PROBLEM =
Which lines below hold the word "page"? Report each one.

---------- EXTRACTED DATA ----------

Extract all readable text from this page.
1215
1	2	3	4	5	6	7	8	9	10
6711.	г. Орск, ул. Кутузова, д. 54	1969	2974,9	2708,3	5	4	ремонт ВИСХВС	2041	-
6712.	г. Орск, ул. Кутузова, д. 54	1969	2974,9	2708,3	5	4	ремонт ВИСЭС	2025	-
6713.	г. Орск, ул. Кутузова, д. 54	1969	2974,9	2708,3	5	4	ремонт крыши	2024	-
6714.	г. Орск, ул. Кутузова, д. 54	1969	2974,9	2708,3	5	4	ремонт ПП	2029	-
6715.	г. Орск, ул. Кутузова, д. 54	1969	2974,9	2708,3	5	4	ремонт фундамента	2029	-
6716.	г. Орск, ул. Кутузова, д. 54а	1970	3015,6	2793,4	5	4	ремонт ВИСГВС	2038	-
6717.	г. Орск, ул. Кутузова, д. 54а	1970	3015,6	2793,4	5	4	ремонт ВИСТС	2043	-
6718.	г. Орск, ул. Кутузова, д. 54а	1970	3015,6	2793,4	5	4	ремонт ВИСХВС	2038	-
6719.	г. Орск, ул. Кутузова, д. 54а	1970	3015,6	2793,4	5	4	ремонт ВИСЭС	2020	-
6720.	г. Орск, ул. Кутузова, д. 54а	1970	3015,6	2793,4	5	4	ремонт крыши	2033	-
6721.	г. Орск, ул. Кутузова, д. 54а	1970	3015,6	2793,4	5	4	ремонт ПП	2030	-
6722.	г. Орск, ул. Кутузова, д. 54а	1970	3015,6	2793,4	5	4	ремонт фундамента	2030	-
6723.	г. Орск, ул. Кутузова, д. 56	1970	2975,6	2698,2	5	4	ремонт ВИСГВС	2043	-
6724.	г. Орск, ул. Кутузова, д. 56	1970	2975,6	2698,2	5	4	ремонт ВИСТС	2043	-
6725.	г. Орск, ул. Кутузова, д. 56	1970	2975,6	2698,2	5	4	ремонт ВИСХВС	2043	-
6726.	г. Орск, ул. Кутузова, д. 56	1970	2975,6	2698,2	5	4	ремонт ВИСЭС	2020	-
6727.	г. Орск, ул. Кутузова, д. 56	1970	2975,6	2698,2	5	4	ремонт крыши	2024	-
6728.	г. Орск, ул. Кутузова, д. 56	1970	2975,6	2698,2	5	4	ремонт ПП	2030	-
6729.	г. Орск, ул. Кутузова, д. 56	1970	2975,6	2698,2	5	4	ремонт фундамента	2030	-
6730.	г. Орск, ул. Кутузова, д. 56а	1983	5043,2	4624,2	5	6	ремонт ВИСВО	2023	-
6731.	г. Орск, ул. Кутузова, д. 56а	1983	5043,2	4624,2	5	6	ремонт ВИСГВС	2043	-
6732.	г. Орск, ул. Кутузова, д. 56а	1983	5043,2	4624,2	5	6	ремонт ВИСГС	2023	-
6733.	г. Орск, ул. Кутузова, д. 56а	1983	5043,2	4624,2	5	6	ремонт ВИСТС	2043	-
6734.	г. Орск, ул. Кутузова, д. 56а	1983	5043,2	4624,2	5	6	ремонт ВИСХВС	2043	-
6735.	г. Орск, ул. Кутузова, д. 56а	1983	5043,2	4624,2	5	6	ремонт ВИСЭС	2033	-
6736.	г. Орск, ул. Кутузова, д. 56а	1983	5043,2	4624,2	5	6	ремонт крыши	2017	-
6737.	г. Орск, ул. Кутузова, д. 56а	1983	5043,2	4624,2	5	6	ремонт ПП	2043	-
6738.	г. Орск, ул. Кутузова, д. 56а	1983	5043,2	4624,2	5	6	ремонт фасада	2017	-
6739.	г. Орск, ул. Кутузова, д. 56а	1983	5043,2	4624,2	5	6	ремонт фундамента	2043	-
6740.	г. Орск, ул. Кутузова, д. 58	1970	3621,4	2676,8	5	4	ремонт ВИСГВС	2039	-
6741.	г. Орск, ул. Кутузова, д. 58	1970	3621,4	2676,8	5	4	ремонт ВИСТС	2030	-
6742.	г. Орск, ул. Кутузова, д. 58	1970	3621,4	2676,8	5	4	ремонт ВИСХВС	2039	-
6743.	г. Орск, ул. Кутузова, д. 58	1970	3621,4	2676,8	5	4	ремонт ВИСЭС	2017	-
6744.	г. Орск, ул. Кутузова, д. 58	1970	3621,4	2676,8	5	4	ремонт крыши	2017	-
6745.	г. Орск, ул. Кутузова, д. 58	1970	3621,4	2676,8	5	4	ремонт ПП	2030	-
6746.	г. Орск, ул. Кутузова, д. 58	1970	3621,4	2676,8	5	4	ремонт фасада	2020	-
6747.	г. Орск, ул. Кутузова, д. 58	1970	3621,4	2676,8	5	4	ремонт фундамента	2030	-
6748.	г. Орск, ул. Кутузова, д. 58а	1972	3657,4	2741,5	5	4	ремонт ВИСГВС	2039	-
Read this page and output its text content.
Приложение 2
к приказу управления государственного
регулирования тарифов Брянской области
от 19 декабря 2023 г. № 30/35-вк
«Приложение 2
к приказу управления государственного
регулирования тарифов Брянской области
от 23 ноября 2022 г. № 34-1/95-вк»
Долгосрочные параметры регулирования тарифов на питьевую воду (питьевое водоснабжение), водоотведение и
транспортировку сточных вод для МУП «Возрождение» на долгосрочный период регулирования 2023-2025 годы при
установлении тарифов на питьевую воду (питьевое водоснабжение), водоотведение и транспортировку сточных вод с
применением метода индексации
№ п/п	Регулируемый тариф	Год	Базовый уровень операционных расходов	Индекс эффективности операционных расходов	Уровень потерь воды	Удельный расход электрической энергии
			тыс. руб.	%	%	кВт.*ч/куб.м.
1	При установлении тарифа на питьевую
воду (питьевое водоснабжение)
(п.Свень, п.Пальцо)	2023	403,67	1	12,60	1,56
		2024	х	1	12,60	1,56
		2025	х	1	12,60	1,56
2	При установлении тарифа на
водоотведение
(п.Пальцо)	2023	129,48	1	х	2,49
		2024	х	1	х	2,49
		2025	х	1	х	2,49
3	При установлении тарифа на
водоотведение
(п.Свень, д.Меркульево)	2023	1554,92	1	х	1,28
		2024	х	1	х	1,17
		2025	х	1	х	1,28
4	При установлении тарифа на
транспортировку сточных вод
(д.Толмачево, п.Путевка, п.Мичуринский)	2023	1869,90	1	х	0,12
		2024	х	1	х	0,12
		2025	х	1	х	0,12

----------

ANSWER TO THIS TASK =
Extract all readable text from this page.
Read this page and output its text content.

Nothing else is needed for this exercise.